## [Data extract]
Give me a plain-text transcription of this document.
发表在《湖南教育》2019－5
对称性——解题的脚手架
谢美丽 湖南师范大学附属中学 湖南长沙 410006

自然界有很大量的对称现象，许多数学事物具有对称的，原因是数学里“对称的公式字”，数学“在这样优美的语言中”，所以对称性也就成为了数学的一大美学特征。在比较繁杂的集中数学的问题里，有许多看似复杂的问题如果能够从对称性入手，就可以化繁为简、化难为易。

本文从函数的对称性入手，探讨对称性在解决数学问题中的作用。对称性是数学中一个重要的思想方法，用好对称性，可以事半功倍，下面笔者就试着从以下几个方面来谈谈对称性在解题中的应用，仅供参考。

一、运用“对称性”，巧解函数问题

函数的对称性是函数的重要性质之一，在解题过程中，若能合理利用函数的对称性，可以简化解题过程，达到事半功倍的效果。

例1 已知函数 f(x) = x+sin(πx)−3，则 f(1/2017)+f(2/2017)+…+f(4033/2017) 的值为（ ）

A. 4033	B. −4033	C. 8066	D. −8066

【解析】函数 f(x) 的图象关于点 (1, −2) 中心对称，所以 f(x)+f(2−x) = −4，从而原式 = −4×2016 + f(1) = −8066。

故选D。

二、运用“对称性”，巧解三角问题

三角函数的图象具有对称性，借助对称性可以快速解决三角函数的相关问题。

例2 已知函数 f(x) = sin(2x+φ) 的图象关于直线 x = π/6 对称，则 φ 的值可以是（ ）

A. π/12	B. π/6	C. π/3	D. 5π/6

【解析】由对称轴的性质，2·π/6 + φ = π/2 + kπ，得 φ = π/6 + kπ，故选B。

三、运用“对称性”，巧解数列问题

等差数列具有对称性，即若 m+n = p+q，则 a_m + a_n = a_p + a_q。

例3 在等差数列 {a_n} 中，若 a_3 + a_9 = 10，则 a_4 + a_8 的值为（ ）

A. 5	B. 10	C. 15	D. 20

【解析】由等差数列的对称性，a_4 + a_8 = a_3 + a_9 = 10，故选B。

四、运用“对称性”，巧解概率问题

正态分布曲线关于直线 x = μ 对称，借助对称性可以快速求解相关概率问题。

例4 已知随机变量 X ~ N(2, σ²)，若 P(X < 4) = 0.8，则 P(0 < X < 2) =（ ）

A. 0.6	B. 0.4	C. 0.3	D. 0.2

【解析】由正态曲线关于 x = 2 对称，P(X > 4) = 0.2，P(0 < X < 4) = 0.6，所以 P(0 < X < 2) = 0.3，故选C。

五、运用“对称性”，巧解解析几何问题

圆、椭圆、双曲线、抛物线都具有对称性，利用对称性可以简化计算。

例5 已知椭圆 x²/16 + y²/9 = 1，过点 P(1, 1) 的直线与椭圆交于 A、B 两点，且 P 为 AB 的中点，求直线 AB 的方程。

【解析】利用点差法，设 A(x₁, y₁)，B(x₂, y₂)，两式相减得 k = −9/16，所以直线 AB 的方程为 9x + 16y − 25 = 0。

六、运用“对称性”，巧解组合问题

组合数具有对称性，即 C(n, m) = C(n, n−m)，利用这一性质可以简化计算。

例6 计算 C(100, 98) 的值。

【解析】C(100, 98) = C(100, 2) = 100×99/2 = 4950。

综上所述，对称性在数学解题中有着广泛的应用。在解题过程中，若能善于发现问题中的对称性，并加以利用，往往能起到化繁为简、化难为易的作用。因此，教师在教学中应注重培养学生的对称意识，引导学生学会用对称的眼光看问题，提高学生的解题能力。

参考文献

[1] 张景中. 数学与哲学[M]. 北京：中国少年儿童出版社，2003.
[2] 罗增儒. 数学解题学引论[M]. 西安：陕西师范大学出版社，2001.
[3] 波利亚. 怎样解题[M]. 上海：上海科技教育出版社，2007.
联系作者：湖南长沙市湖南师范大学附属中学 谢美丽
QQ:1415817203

## [The exercise]
Output the records verbatim, from the first line to the last.

## [Output]
Give me a plain-text transcription of this document.
发表在《湖南教育》2019－5
对称性——解题的脚手架
谢美丽 湖南师范大学附属中学 湖南长沙 410006

自然界有很大量的对称现象，许多数学事物具有对称的，原因是数学里“对称的公式字”，数学“在这样优美的语言中”，所以对称性也就成为了数学的一大美学特征。在比较繁杂的集中数学的问题里，有许多看似复杂的问题如果能够从对称性入手，就可以化繁为简、化难为易。

本文从函数的对称性入手，探讨对称性在解决数学问题中的作用。对称性是数学中一个重要的思想方法，用好对称性，可以事半功倍，下面笔者就试着从以下几个方面来谈谈对称性在解题中的应用，仅供参考。

一、运用“对称性”，巧解函数问题

函数的对称性是函数的重要性质之一，在解题过程中，若能合理利用函数的对称性，可以简化解题过程，达到事半功倍的效果。

例1 已知函数 f(x) = x+sin(πx)−3，则 f(1/2017)+f(2/2017)+…+f(4033/2017) 的值为（ ）

A. 4033	B. −4033	C. 8066	D. −8066

【解析】函数 f(x) 的图象关于点 (1, −2) 中心对称，所以 f(x)+f(2−x) = −4，从而原式 = −4×2016 + f(1) = −8066。

故选D。

二、运用“对称性”，巧解三角问题

三角函数的图象具有对称性，借助对称性可以快速解决三角函数的相关问题。

例2 已知函数 f(x) = sin(2x+φ) 的图象关于直线 x = π/6 对称，则 φ 的值可以是（ ）

A. π/12	B. π/6	C. π/3	D. 5π/6

【解析】由对称轴的性质，2·π/6 + φ = π/2 + kπ，得 φ = π/6 + kπ，故选B。

三、运用“对称性”，巧解数列问题

等差数列具有对称性，即若 m+n = p+q，则 a_m + a_n = a_p + a_q。

例3 在等差数列 {a_n} 中，若 a_3 + a_9 = 10，则 a_4 + a_8 的值为（ ）

A. 5	B. 10	C. 15	D. 20

【解析】由等差数列的对称性，a_4 + a_8 = a_3 + a_9 = 10，故选B。

四、运用“对称性”，巧解概率问题

正态分布曲线关于直线 x = μ 对称，借助对称性可以快速求解相关概率问题。

例4 已知随机变量 X ~ N(2, σ²)，若 P(X < 4) = 0.8，则 P(0 < X < 2) =（ ）

A. 0.6	B. 0.4	C. 0.3	D. 0.2

【解析】由正态曲线关于 x = 2 对称，P(X > 4) = 0.2，P(0 < X < 4) = 0.6，所以 P(0 < X < 2) = 0.3，故选C。

五、运用“对称性”，巧解解析几何问题

圆、椭圆、双曲线、抛物线都具有对称性，利用对称性可以简化计算。

例5 已知椭圆 x²/16 + y²/9 = 1，过点 P(1, 1) 的直线与椭圆交于 A、B 两点，且 P 为 AB 的中点，求直线 AB 的方程。

【解析】利用点差法，设 A(x₁, y₁)，B(x₂, y₂)，两式相减得 k = −9/16，所以直线 AB 的方程为 9x + 16y − 25 = 0。

六、运用“对称性”，巧解组合问题

组合数具有对称性，即 C(n, m) = C(n, n−m)，利用这一性质可以简化计算。

例6 计算 C(100, 98) 的值。

【解析】C(100, 98) = C(100, 2) = 100×99/2 = 4950。

综上所述，对称性在数学解题中有着广泛的应用。在解题过程中，若能善于发现问题中的对称性，并加以利用，往往能起到化繁为简、化难为易的作用。因此，教师在教学中应注重培养学生的对称意识，引导学生学会用对称的眼光看问题，提高学生的解题能力。

参考文献

[1] 张景中. 数学与哲学[M]. 北京：中国少年儿童出版社，2003.
[2] 罗增儒. 数学解题学引论[M]. 西安：陕西师范大学出版社，2001.
[3] 波利亚. 怎样解题[M]. 上海：上海科技教育出版社，2007.
联系作者：湖南长沙市湖南师范大学附属中学 谢美丽
QQ:1415817203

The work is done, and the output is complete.